What you need to do: State the number of lines that contain the word "page", and add nothing else.

Provided entries:
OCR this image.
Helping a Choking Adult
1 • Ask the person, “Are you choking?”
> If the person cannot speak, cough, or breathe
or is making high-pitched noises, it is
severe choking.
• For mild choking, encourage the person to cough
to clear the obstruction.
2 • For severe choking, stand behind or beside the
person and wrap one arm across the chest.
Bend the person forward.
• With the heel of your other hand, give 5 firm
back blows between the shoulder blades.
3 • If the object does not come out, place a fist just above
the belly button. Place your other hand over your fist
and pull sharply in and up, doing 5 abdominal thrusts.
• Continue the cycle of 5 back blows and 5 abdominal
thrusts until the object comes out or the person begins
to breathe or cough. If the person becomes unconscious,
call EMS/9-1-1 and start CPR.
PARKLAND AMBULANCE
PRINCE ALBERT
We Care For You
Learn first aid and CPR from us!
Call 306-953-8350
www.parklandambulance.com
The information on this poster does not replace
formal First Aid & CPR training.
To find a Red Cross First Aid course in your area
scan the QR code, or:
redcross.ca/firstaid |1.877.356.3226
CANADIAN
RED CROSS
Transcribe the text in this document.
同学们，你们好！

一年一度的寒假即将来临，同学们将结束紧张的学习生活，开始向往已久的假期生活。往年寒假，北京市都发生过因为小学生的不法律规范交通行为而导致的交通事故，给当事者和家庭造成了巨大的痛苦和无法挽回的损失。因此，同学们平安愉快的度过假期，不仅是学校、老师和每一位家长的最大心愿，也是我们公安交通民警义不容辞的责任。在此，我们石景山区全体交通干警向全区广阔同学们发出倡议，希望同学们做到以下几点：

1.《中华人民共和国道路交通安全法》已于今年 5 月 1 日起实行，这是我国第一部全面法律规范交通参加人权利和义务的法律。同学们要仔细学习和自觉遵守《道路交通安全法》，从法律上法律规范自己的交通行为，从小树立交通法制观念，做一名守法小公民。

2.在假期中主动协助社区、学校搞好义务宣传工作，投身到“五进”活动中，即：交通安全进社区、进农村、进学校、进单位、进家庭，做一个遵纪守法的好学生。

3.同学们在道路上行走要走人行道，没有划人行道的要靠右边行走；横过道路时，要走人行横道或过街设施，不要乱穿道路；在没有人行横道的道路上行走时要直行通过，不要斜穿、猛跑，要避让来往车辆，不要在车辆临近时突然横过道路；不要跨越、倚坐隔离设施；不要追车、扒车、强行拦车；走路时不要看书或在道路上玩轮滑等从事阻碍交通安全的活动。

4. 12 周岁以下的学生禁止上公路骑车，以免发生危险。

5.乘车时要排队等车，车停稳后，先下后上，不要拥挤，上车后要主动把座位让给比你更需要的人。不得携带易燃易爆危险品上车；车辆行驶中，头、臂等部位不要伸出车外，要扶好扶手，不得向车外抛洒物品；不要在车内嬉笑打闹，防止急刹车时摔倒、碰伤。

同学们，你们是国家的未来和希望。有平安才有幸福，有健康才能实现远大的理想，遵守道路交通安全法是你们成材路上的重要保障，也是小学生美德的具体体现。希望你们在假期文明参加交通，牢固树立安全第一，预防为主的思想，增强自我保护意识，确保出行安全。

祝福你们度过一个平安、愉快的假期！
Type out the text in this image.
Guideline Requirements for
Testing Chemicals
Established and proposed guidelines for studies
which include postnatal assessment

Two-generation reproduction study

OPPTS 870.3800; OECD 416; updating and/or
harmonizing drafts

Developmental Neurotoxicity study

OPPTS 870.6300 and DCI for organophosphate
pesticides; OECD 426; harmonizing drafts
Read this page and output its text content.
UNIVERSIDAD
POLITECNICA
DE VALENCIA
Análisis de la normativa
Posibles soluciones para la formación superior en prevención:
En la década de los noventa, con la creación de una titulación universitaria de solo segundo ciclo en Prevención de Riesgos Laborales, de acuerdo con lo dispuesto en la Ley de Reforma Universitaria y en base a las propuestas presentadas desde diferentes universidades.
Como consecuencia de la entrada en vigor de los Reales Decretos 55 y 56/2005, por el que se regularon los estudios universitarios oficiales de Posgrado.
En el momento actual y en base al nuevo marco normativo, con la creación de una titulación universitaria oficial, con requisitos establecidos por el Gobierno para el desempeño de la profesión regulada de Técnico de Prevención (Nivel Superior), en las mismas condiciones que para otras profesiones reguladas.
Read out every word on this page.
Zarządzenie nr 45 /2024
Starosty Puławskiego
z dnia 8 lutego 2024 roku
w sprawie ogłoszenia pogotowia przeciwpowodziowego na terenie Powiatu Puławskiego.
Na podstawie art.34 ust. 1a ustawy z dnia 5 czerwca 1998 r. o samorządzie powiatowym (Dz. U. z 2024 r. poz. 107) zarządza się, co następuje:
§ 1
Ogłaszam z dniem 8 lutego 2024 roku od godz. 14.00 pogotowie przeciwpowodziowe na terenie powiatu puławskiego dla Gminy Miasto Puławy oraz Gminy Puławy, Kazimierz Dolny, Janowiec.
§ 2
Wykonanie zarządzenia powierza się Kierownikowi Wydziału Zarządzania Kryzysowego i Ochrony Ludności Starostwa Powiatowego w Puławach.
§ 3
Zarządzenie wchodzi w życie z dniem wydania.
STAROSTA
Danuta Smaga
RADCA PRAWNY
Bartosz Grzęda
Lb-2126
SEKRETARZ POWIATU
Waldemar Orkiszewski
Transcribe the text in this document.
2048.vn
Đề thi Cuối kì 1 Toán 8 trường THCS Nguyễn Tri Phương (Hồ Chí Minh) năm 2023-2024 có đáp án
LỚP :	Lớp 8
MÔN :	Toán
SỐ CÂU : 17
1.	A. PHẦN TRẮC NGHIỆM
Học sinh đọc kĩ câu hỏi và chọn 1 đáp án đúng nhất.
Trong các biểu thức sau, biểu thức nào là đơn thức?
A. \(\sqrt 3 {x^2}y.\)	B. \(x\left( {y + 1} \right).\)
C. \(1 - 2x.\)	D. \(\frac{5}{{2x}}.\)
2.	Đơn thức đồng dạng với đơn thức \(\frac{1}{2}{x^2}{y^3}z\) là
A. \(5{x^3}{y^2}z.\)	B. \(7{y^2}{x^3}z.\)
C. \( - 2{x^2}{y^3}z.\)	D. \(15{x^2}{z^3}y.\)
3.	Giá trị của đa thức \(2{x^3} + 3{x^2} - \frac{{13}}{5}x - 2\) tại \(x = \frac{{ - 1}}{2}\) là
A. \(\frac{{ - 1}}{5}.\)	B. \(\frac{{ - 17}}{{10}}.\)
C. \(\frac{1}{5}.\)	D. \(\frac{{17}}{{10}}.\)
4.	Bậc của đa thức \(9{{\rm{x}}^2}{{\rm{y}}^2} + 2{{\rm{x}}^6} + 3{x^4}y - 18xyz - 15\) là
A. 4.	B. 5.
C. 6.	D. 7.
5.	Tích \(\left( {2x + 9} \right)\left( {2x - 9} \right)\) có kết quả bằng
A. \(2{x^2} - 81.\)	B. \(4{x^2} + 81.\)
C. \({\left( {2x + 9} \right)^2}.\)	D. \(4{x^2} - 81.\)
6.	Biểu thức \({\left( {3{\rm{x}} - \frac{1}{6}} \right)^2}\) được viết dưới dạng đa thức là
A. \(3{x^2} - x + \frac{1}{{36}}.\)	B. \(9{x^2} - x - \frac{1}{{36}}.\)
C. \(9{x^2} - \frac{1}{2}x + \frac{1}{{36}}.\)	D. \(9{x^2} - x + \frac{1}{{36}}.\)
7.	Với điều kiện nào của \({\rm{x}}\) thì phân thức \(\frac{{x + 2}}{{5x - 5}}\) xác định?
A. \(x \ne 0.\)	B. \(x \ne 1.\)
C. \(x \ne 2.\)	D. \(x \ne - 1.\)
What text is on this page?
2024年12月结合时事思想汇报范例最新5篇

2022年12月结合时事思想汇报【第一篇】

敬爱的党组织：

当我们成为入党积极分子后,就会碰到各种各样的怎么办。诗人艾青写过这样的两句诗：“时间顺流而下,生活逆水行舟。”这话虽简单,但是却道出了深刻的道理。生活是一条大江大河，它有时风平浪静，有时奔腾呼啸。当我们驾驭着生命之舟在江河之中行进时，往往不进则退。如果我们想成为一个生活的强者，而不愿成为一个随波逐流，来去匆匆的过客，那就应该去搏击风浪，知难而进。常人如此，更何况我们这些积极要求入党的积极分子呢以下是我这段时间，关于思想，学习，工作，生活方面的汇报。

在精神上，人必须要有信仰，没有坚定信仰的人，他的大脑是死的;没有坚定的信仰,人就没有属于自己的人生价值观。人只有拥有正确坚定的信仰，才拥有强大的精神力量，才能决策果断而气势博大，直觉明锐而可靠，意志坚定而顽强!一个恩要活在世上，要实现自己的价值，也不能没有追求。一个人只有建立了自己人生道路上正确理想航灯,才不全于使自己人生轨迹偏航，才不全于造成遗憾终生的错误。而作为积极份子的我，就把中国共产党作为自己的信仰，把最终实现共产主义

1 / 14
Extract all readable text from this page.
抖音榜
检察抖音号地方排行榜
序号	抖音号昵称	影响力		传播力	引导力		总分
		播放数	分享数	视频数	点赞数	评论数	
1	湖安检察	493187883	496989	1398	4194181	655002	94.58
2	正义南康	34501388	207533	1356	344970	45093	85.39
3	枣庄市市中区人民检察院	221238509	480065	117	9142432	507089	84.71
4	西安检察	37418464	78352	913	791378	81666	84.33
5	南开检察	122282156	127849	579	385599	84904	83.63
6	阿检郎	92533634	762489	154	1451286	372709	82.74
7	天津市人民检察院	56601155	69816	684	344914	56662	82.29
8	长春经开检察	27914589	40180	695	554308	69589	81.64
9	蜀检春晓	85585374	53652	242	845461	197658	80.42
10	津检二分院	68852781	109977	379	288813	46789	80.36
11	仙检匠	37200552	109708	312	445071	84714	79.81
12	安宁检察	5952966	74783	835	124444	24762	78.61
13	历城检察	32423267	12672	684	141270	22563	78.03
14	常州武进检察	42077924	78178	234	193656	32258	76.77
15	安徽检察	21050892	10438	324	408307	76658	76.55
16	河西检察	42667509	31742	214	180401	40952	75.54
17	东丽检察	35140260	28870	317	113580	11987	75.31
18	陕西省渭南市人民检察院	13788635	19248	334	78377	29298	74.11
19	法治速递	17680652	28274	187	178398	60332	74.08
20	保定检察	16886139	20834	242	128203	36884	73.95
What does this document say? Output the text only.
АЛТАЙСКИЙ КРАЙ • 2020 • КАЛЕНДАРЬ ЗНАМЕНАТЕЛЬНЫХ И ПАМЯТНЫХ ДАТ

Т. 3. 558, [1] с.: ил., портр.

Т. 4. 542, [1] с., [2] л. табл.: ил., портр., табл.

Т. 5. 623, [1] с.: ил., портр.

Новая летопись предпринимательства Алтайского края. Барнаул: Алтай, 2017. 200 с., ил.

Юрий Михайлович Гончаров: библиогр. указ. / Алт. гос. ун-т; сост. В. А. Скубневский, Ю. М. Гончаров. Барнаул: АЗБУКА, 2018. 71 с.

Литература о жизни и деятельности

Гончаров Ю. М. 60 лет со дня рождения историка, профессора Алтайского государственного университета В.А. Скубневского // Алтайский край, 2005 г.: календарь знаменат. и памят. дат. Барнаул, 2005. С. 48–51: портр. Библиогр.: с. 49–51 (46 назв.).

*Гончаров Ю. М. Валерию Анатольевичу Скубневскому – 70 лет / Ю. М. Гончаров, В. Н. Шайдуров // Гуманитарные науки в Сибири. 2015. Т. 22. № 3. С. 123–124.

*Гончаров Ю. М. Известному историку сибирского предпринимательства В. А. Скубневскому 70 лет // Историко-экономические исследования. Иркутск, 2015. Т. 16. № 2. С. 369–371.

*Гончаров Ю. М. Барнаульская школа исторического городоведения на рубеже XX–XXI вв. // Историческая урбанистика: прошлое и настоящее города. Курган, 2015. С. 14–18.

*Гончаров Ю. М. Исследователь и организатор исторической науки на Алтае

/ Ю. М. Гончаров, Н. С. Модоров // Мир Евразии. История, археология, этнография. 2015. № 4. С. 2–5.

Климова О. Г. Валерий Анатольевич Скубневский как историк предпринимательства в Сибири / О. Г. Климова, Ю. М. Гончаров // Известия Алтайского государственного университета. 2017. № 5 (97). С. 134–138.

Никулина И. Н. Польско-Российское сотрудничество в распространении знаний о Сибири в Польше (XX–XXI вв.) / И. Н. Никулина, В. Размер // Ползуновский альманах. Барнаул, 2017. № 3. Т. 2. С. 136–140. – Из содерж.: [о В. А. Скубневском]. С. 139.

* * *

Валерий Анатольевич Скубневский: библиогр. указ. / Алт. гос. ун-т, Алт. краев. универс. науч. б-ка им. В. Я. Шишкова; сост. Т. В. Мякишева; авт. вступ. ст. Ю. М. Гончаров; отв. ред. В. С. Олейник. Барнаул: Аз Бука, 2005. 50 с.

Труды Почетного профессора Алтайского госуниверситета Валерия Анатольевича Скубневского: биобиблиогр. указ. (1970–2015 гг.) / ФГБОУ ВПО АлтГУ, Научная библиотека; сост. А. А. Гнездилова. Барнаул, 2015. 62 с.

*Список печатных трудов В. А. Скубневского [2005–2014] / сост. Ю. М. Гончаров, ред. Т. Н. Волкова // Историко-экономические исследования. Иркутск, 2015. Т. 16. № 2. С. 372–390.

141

Response for this exercise: 4